:: GOAL ::
Repeat the entries that follow verbatim, without any of their pictures.

[Stored records]
## begin

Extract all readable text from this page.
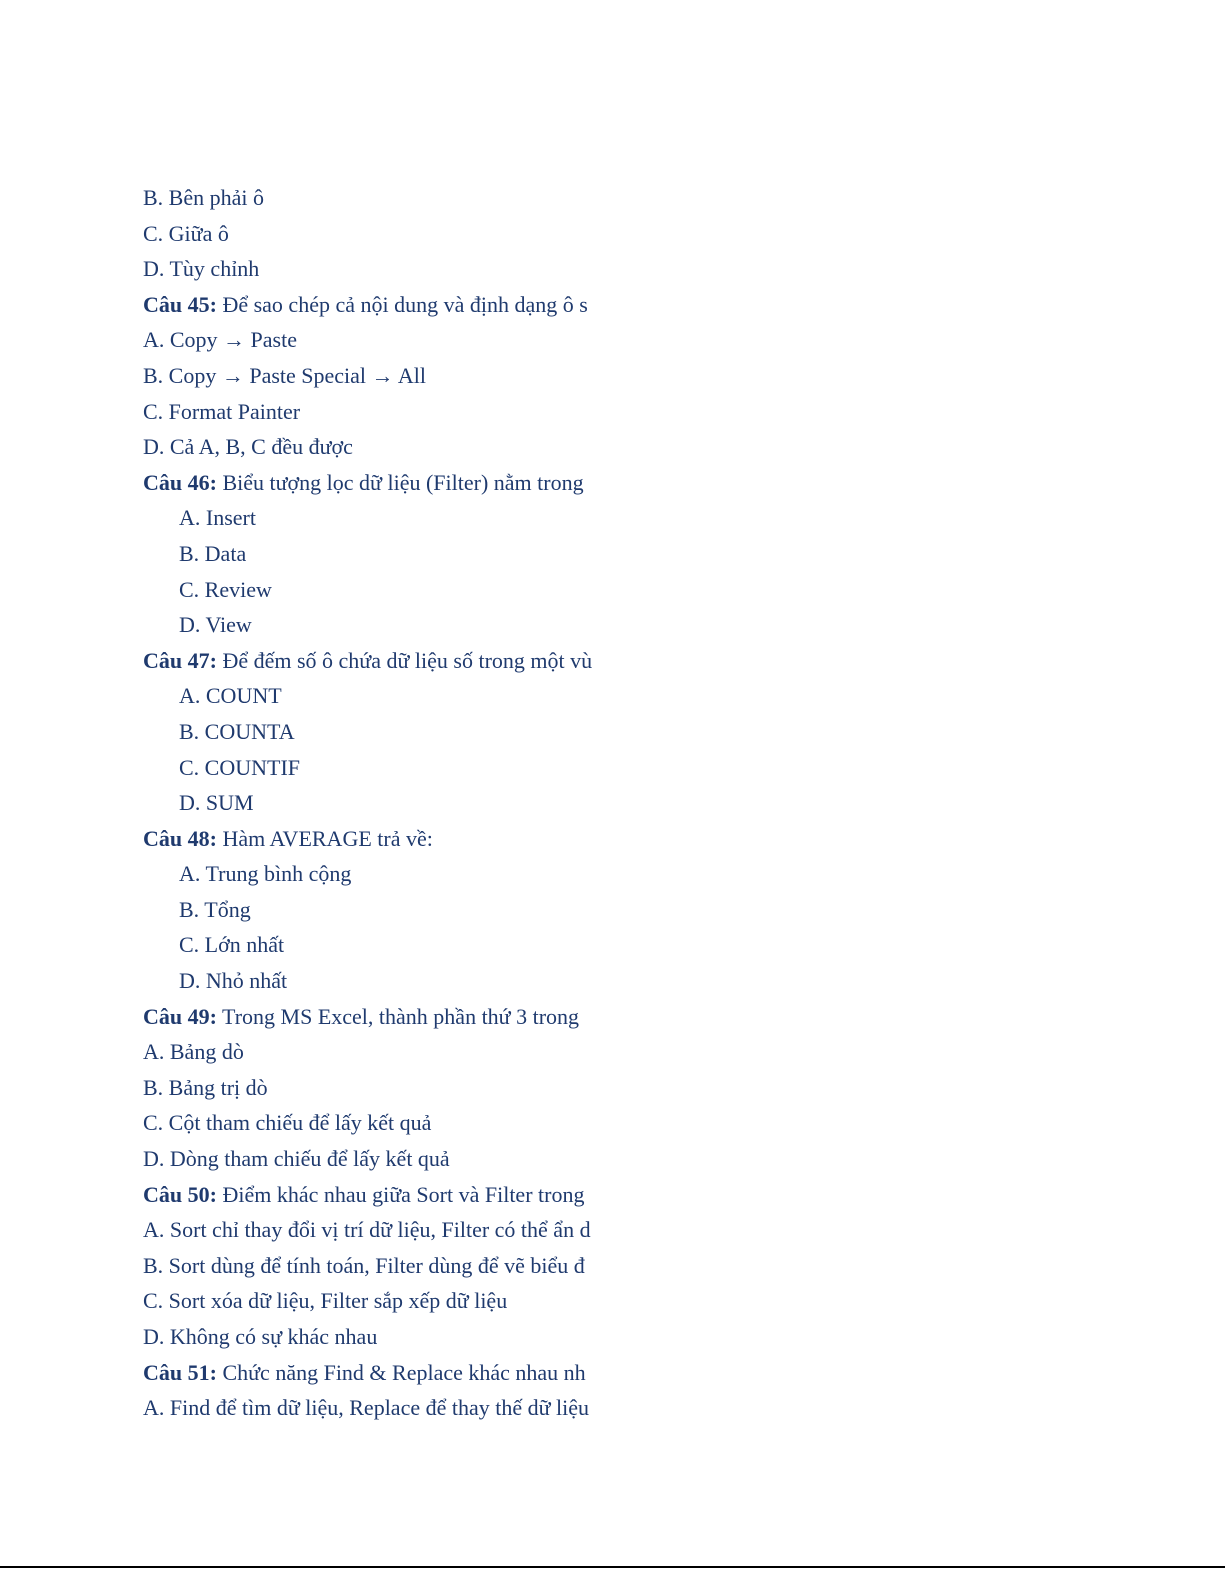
B. Bên phải ô
C. Giữa ô
D. Tùy chỉnh
Câu 45: Để sao chép cả nội dung và định dạng ô s
A. Copy → Paste
B. Copy → Paste Special → All
C. Format Painter
D. Cả A, B, C đều được
Câu 46: Biểu tượng lọc dữ liệu (Filter) nằm trong
A. Insert
B. Data
C. Review
D. View
Câu 47: Để đếm số ô chứa dữ liệu số trong một vù
A. COUNT
B. COUNTA
C. COUNTIF
D. SUM
Câu 48: Hàm AVERAGE trả về:
A. Trung bình cộng
B. Tổng
C. Lớn nhất
D. Nhỏ nhất
Câu 49: Trong MS Excel, thành phần thứ 3 trong
A. Bảng dò
B. Bảng trị dò
C. Cột tham chiếu để lấy kết quả
D. Dòng tham chiếu để lấy kết quả
Câu 50: Điểm khác nhau giữa Sort và Filter trong
A. Sort chỉ thay đổi vị trí dữ liệu, Filter có thể ẩn d
B. Sort dùng để tính toán, Filter dùng để vẽ biểu đ
C. Sort xóa dữ liệu, Filter sắp xếp dữ liệu
D. Không có sự khác nhau
Câu 51: Chức năng Find & Replace khác nhau nh
A. Find để tìm dữ liệu, Replace để thay thế dữ liệu
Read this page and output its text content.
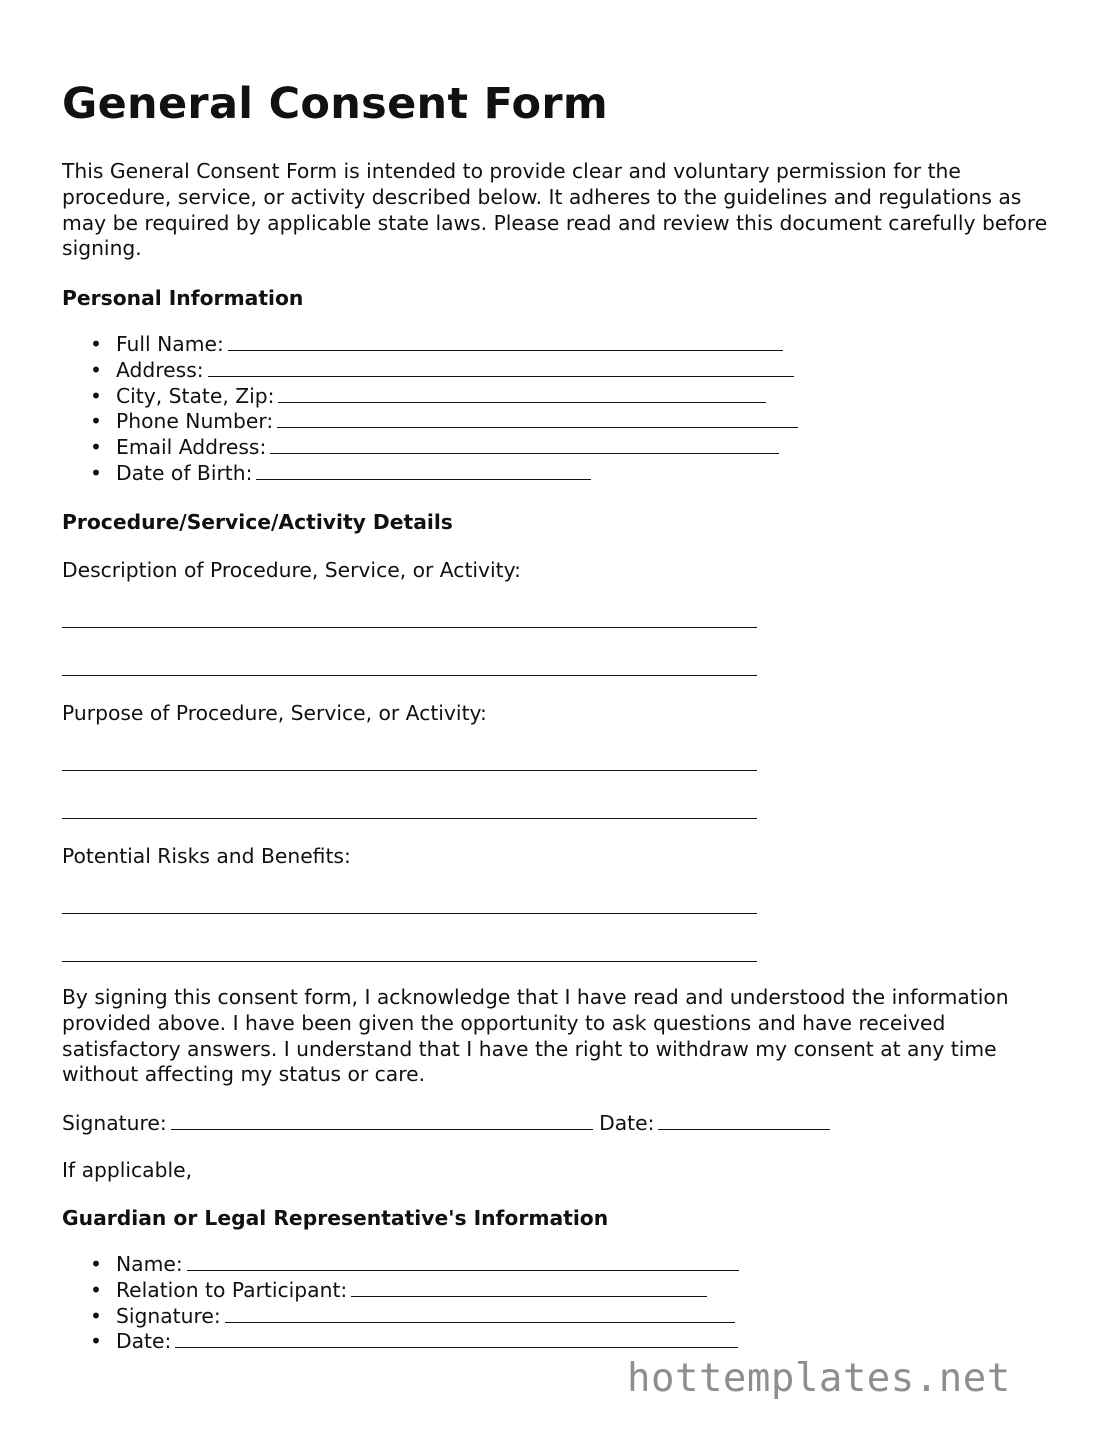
General Consent Form

This General Consent Form is intended to provide clear and voluntary permission for the procedure, service, or activity described below. It adheres to the guidelines and regulations as may be required by applicable state laws. Please read and review this document carefully before signing.

Personal Information

• Full Name:
• Address:
• City, State, Zip:
• Phone Number:
• Email Address:
• Date of Birth:

Procedure/Service/Activity Details

Description of Procedure, Service, or Activity:

Purpose of Procedure, Service, or Activity:

Potential Risks and Benefits:

By signing this consent form, I acknowledge that I have read and understood the information provided above. I have been given the opportunity to ask questions and have received satisfactory answers. I understand that I have the right to withdraw my consent at any time without affecting my status or care.

Signature:	Date:

If applicable,

Guardian or Legal Representative's Information

• Name:
• Relation to Participant:
• Signature:
• Date:
hottemplates.net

## end

:: CORRECT ANSWER ::
Extract all readable text from this page.
B. Bên phải ô
C. Giữa ô
D. Tùy chỉnh
Câu 45: Để sao chép cả nội dung và định dạng ô s
A. Copy → Paste
B. Copy → Paste Special → All
C. Format Painter
D. Cả A, B, C đều được
Câu 46: Biểu tượng lọc dữ liệu (Filter) nằm trong
A. Insert
B. Data
C. Review
D. View
Câu 47: Để đếm số ô chứa dữ liệu số trong một vù
A. COUNT
B. COUNTA
C. COUNTIF
D. SUM
Câu 48: Hàm AVERAGE trả về:
A. Trung bình cộng
B. Tổng
C. Lớn nhất
D. Nhỏ nhất
Câu 49: Trong MS Excel, thành phần thứ 3 trong
A. Bảng dò
B. Bảng trị dò
C. Cột tham chiếu để lấy kết quả
D. Dòng tham chiếu để lấy kết quả
Câu 50: Điểm khác nhau giữa Sort và Filter trong
A. Sort chỉ thay đổi vị trí dữ liệu, Filter có thể ẩn d
B. Sort dùng để tính toán, Filter dùng để vẽ biểu đ
C. Sort xóa dữ liệu, Filter sắp xếp dữ liệu
D. Không có sự khác nhau
Câu 51: Chức năng Find & Replace khác nhau nh
A. Find để tìm dữ liệu, Replace để thay thế dữ liệu
Read this page and output its text content.
General Consent Form

This General Consent Form is intended to provide clear and voluntary permission for the procedure, service, or activity described below. It adheres to the guidelines and regulations as may be required by applicable state laws. Please read and review this document carefully before signing.

Personal Information

• Full Name:
• Address:
• City, State, Zip:
• Phone Number:
• Email Address:
• Date of Birth:

Procedure/Service/Activity Details

Description of Procedure, Service, or Activity:

Purpose of Procedure, Service, or Activity:

Potential Risks and Benefits:

By signing this consent form, I acknowledge that I have read and understood the information provided above. I have been given the opportunity to ask questions and have received satisfactory answers. I understand that I have the right to withdraw my consent at any time without affecting my status or care.

Signature:	Date:

If applicable,

Guardian or Legal Representative's Information

• Name:
• Relation to Participant:
• Signature:
• Date:
hottemplates.net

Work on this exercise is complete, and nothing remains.